◆ Written exercise
Set each entry down verbatim, omitting images.

◆ Supplied information
########

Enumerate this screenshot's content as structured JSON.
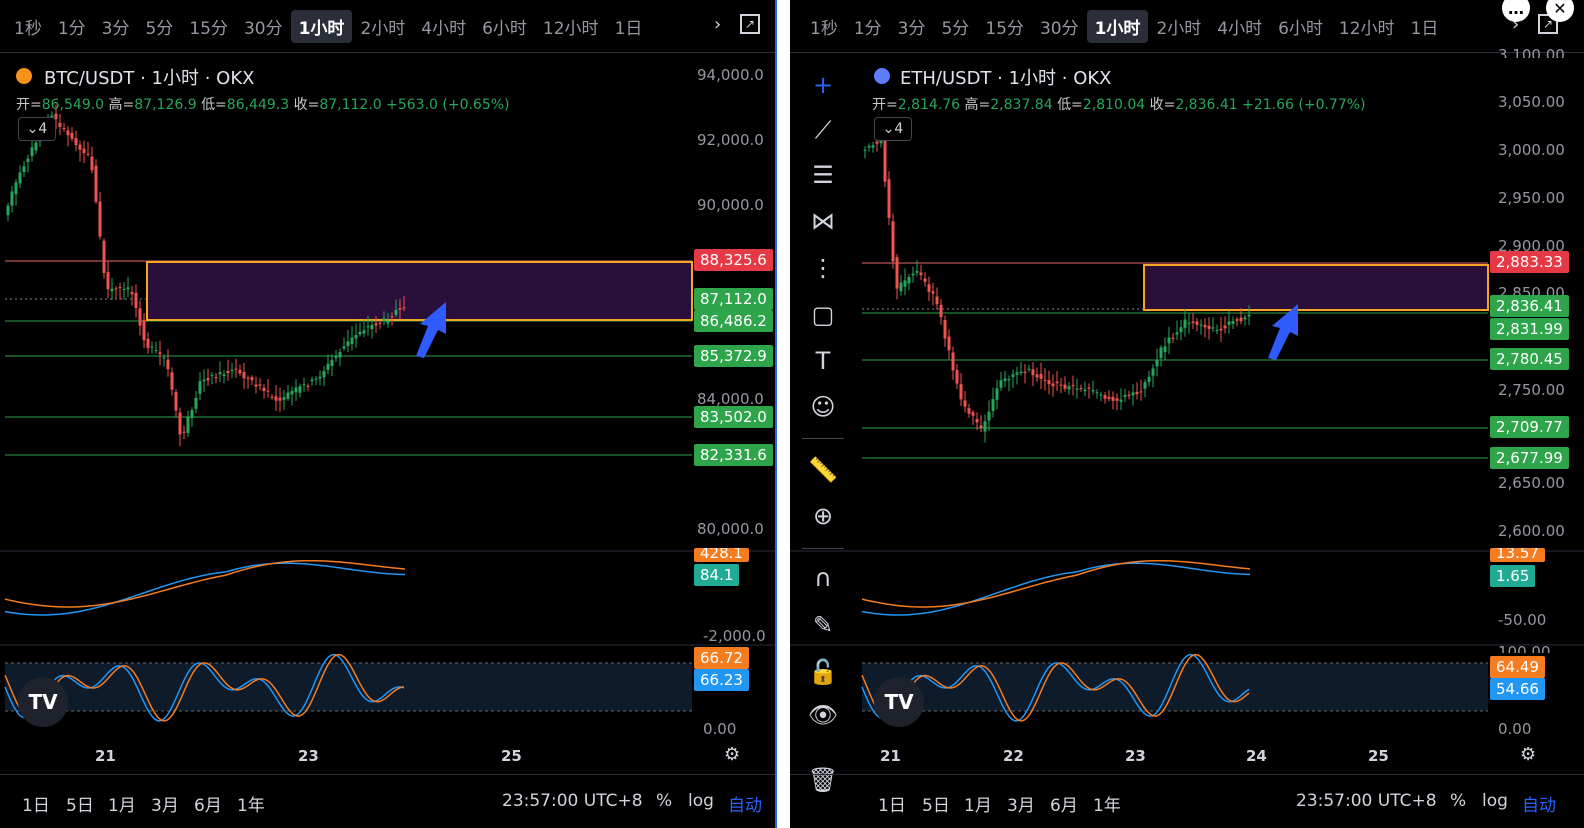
{
  "timeframes": [
    "1秒",
    "1分",
    "3分",
    "5分",
    "15分",
    "30分",
    "1小时",
    "2小时",
    "4小时",
    "6小时",
    "12小时",
    "1日"
  ],
  "active_timeframe": "1小时",
  "left": {
    "title": "BTC/USDT · 1小时 · OKX",
    "ohlc": {
      "open_label": "开=",
      "open": "86,549.0",
      "high_label": "高=",
      "high": "87,126.9",
      "low_label": "低=",
      "low": "86,449.3",
      "close_label": "收=",
      "close": "87,112.0",
      "change": "+563.0 (+0.65%)"
    },
    "indicator_count": "4",
    "price_axis": [
      "94,000.0",
      "92,000.0",
      "90,000.0",
      "84,000.0",
      "80,000.0"
    ],
    "price_tags": {
      "red": "88,325.6",
      "current": "87,112.0",
      "level1": "86,486.2",
      "level2": "85,372.9",
      "level3": "83,502.0",
      "level4": "82,331.6"
    },
    "macd_tags": {
      "top": "428.1",
      "value": "84.1"
    },
    "macd_axis": "-2,000.0",
    "stoch_tags": {
      "k": "66.72",
      "d": "66.23"
    },
    "stoch_axis": "0.00",
    "x_labels": [
      "21",
      "23",
      "25"
    ],
    "time": "23:57:00 UTC+8",
    "range_buttons": [
      "1日",
      "5日",
      "1月",
      "3月",
      "6月",
      "1年"
    ],
    "percent": "%",
    "log": "log",
    "auto": "自动"
  },
  "right": {
    "title": "ETH/USDT · 1小时 · OKX",
    "ohlc": {
      "open_label": "开=",
      "open": "2,814.76",
      "high_label": "高=",
      "high": "2,837.84",
      "low_label": "低=",
      "low": "2,810.04",
      "close_label": "收=",
      "close": "2,836.41",
      "change": "+21.66 (+0.77%)"
    },
    "indicator_count": "4",
    "price_axis": [
      "3,100.00",
      "3,050.00",
      "3,000.00",
      "2,950.00",
      "2,900.00",
      "2,850.00",
      "2,750.00",
      "2,650.00",
      "2,600.00"
    ],
    "price_tags": {
      "red": "2,883.33",
      "current": "2,836.41",
      "level1": "2,831.99",
      "level2": "2,780.45",
      "level3": "2,709.77",
      "level4": "2,677.99"
    },
    "macd_tags": {
      "top": "13.57",
      "value": "1.65"
    },
    "macd_axis": "-50.00",
    "stoch_axis_top": "100.00",
    "stoch_tags": {
      "k": "64.49",
      "d": "54.66"
    },
    "stoch_axis": "0.00",
    "x_labels": [
      "21",
      "22",
      "23",
      "24",
      "25"
    ],
    "time": "23:57:00 UTC+8",
    "range_buttons": [
      "1日",
      "5日",
      "1月",
      "3月",
      "6月",
      "1年"
    ],
    "percent": "%",
    "log": "log",
    "auto": "自动"
  },
  "colors": {
    "up": "#26a65b",
    "down": "#ef5350",
    "zone_border": "#f5a623",
    "zone_fill": "#2a0f3a",
    "arrow": "#2f5bff",
    "macd_line": "#2196f3",
    "signal_line": "#f57c1f"
  },
  "icons": [
    "crosshair-icon",
    "trend-line-icon",
    "fib-icon",
    "pattern-icon",
    "gann-icon",
    "rectangle-icon",
    "text-icon",
    "emoji-icon",
    "ruler-icon",
    "zoom-in-icon",
    "magnet-icon",
    "lock-draw-icon",
    "unlock-icon",
    "eye-icon",
    "trash-icon"
  ]
}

########

◆ Final result
Enumerate this screenshot's content as structured JSON.
{
  "timeframes": [
    "1秒",
    "1分",
    "3分",
    "5分",
    "15分",
    "30分",
    "1小时",
    "2小时",
    "4小时",
    "6小时",
    "12小时",
    "1日"
  ],
  "active_timeframe": "1小时",
  "left": {
    "title": "BTC/USDT · 1小时 · OKX",
    "ohlc": {
      "open_label": "开=",
      "open": "86,549.0",
      "high_label": "高=",
      "high": "87,126.9",
      "low_label": "低=",
      "low": "86,449.3",
      "close_label": "收=",
      "close": "87,112.0",
      "change": "+563.0 (+0.65%)"
    },
    "indicator_count": "4",
    "price_axis": [
      "94,000.0",
      "92,000.0",
      "90,000.0",
      "84,000.0",
      "80,000.0"
    ],
    "price_tags": {
      "red": "88,325.6",
      "current": "87,112.0",
      "level1": "86,486.2",
      "level2": "85,372.9",
      "level3": "83,502.0",
      "level4": "82,331.6"
    },
    "macd_tags": {
      "top": "428.1",
      "value": "84.1"
    },
    "macd_axis": "-2,000.0",
    "stoch_tags": {
      "k": "66.72",
      "d": "66.23"
    },
    "stoch_axis": "0.00",
    "x_labels": [
      "21",
      "23",
      "25"
    ],
    "time": "23:57:00 UTC+8",
    "range_buttons": [
      "1日",
      "5日",
      "1月",
      "3月",
      "6月",
      "1年"
    ],
    "percent": "%",
    "log": "log",
    "auto": "自动"
  },
  "right": {
    "title": "ETH/USDT · 1小时 · OKX",
    "ohlc": {
      "open_label": "开=",
      "open": "2,814.76",
      "high_label": "高=",
      "high": "2,837.84",
      "low_label": "低=",
      "low": "2,810.04",
      "close_label": "收=",
      "close": "2,836.41",
      "change": "+21.66 (+0.77%)"
    },
    "indicator_count": "4",
    "price_axis": [
      "3,100.00",
      "3,050.00",
      "3,000.00",
      "2,950.00",
      "2,900.00",
      "2,850.00",
      "2,750.00",
      "2,650.00",
      "2,600.00"
    ],
    "price_tags": {
      "red": "2,883.33",
      "current": "2,836.41",
      "level1": "2,831.99",
      "level2": "2,780.45",
      "level3": "2,709.77",
      "level4": "2,677.99"
    },
    "macd_tags": {
      "top": "13.57",
      "value": "1.65"
    },
    "macd_axis": "-50.00",
    "stoch_axis_top": "100.00",
    "stoch_tags": {
      "k": "64.49",
      "d": "54.66"
    },
    "stoch_axis": "0.00",
    "x_labels": [
      "21",
      "22",
      "23",
      "24",
      "25"
    ],
    "time": "23:57:00 UTC+8",
    "range_buttons": [
      "1日",
      "5日",
      "1月",
      "3月",
      "6月",
      "1年"
    ],
    "percent": "%",
    "log": "log",
    "auto": "自动"
  },
  "colors": {
    "up": "#26a65b",
    "down": "#ef5350",
    "zone_border": "#f5a623",
    "zone_fill": "#2a0f3a",
    "arrow": "#2f5bff",
    "macd_line": "#2196f3",
    "signal_line": "#f57c1f"
  },
  "icons": [
    "crosshair-icon",
    "trend-line-icon",
    "fib-icon",
    "pattern-icon",
    "gann-icon",
    "rectangle-icon",
    "text-icon",
    "emoji-icon",
    "ruler-icon",
    "zoom-in-icon",
    "magnet-icon",
    "lock-draw-icon",
    "unlock-icon",
    "eye-icon",
    "trash-icon"
  ]
}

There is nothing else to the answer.